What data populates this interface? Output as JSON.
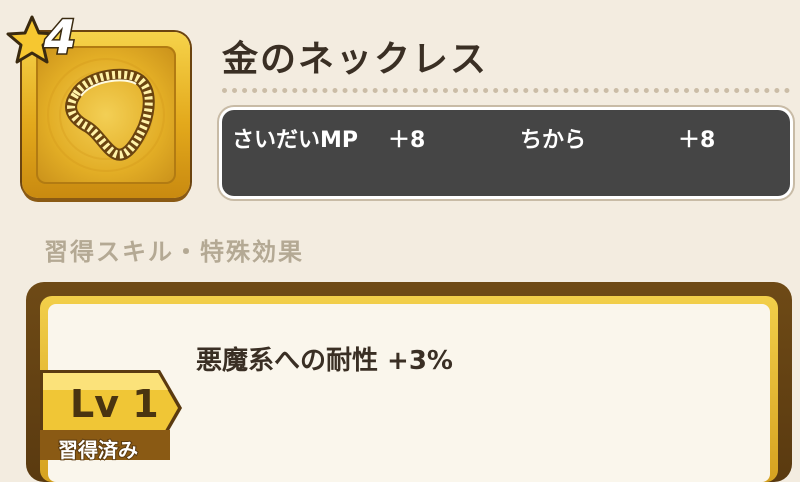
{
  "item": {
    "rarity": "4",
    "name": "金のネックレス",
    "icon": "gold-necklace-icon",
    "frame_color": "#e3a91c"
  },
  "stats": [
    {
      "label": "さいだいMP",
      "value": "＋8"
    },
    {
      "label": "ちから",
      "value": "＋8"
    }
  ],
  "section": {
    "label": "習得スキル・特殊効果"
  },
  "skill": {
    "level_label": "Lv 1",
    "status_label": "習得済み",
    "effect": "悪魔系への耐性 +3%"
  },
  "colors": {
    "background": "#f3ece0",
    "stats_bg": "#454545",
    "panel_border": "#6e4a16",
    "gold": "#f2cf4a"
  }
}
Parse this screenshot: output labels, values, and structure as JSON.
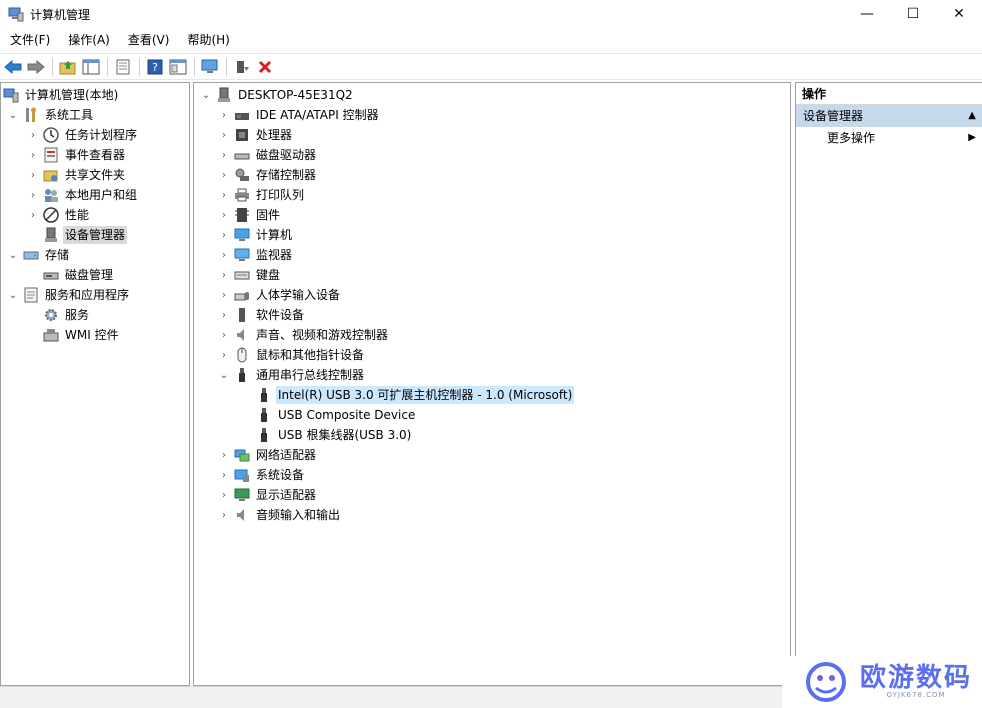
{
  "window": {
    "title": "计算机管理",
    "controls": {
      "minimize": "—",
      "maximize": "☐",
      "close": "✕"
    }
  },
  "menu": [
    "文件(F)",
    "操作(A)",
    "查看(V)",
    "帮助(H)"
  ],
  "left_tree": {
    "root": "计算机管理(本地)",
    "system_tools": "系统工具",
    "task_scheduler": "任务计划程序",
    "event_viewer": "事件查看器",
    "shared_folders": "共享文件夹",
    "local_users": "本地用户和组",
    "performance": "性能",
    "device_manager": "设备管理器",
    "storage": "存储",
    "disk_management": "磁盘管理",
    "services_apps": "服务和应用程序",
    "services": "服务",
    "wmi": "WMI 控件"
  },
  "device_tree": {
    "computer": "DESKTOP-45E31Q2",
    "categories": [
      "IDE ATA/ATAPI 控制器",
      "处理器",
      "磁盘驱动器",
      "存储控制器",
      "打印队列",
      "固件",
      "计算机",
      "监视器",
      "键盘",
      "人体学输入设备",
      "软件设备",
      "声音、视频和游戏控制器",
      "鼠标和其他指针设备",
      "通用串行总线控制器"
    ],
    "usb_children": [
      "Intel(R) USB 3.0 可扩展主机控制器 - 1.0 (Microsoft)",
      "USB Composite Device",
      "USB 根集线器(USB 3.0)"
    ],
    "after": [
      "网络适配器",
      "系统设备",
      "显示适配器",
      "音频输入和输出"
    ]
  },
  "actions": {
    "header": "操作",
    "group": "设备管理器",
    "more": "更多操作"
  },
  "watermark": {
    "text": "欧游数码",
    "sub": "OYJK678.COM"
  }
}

**Exercise**
Pull out and copy each line containing the string "gold".

**Response for this exercise**
    "icon": "gold-necklace-icon",
    "gold": "#f2cf4a"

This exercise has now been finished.